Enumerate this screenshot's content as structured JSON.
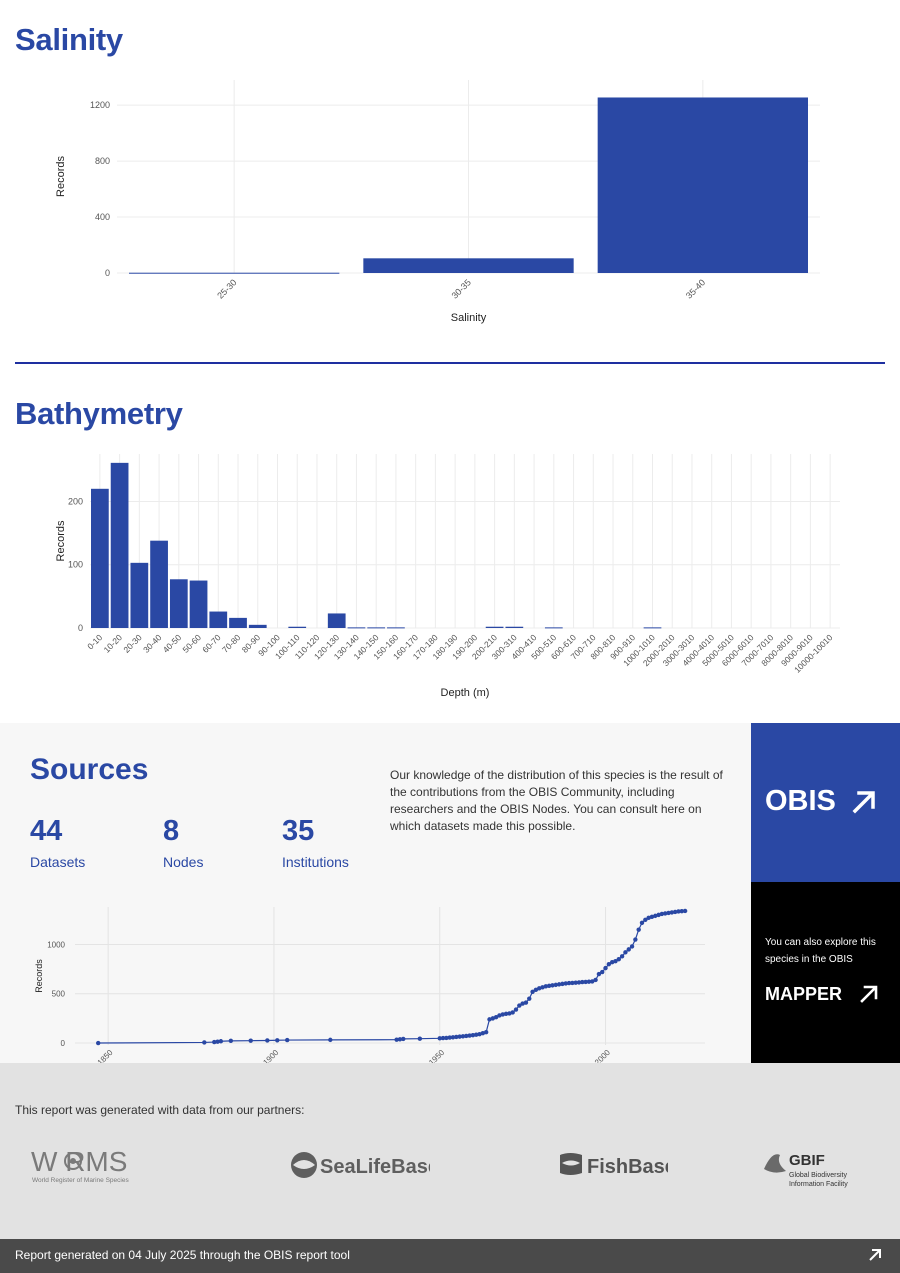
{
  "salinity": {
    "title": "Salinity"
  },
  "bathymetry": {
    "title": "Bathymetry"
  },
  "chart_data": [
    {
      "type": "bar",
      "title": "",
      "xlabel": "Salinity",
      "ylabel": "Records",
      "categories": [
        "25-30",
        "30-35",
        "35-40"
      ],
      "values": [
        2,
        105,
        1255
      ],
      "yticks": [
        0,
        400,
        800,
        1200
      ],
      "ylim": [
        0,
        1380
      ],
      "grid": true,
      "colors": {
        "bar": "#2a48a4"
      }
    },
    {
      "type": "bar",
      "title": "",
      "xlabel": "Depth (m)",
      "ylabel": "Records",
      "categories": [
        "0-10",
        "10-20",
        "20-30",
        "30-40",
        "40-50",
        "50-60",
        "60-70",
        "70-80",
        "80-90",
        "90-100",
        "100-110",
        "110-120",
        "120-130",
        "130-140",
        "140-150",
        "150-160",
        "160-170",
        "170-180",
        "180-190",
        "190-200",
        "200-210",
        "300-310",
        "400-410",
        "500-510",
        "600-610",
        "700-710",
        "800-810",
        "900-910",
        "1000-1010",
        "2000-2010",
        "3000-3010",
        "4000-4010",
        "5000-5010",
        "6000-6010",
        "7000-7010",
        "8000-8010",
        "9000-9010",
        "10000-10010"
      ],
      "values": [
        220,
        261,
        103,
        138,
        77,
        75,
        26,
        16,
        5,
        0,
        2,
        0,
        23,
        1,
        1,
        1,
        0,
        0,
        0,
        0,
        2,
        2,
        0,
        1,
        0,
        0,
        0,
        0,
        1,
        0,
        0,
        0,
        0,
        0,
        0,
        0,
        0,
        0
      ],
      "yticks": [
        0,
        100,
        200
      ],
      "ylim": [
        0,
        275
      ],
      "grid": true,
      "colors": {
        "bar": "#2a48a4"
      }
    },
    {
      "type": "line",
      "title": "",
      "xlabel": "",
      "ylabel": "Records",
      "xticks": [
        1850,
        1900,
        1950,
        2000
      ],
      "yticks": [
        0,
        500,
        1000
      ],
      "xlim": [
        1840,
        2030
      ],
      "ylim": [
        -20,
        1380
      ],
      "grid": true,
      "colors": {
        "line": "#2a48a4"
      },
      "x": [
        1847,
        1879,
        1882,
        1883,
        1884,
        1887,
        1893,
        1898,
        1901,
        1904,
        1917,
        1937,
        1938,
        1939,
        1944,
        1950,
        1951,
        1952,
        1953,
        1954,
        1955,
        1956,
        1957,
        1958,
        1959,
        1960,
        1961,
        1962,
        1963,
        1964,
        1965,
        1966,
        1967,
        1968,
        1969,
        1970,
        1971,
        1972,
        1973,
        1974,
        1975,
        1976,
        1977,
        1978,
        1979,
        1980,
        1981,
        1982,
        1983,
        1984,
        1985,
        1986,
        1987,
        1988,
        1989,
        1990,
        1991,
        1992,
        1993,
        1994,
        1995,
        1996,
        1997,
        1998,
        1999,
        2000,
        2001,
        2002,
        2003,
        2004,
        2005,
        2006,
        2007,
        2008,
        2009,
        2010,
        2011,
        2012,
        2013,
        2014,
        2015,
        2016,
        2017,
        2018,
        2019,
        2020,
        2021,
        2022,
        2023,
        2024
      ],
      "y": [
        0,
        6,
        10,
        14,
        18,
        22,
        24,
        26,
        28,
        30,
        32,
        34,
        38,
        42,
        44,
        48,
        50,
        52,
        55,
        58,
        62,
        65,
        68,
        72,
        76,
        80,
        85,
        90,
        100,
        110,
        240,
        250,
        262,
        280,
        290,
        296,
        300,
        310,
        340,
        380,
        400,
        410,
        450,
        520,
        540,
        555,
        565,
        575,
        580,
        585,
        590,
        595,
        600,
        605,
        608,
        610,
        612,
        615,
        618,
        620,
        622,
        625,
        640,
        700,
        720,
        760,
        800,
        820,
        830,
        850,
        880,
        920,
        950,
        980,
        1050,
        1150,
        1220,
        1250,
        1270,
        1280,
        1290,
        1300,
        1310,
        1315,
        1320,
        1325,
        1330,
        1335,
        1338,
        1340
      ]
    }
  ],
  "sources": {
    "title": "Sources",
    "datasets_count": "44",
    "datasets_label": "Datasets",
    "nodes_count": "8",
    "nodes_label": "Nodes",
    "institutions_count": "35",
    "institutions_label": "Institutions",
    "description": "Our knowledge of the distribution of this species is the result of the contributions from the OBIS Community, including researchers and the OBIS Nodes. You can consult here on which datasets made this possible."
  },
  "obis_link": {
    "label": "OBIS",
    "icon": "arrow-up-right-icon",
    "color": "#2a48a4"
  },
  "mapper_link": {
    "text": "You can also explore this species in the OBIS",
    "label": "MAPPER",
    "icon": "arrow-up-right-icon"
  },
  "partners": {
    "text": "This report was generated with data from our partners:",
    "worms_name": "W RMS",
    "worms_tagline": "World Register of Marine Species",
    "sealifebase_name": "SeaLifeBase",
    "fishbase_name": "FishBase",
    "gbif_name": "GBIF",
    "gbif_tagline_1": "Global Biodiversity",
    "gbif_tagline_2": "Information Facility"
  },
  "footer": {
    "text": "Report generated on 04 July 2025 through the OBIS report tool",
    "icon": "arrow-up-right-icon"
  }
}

--

→ **Exercise details**: Using the entries above, return each line in which the word "report" occurs.

→ **Result**:
    "text": "This report was generated with data from our partners:",
    "text": "Report generated on 04 July 2025 through the OBIS report tool",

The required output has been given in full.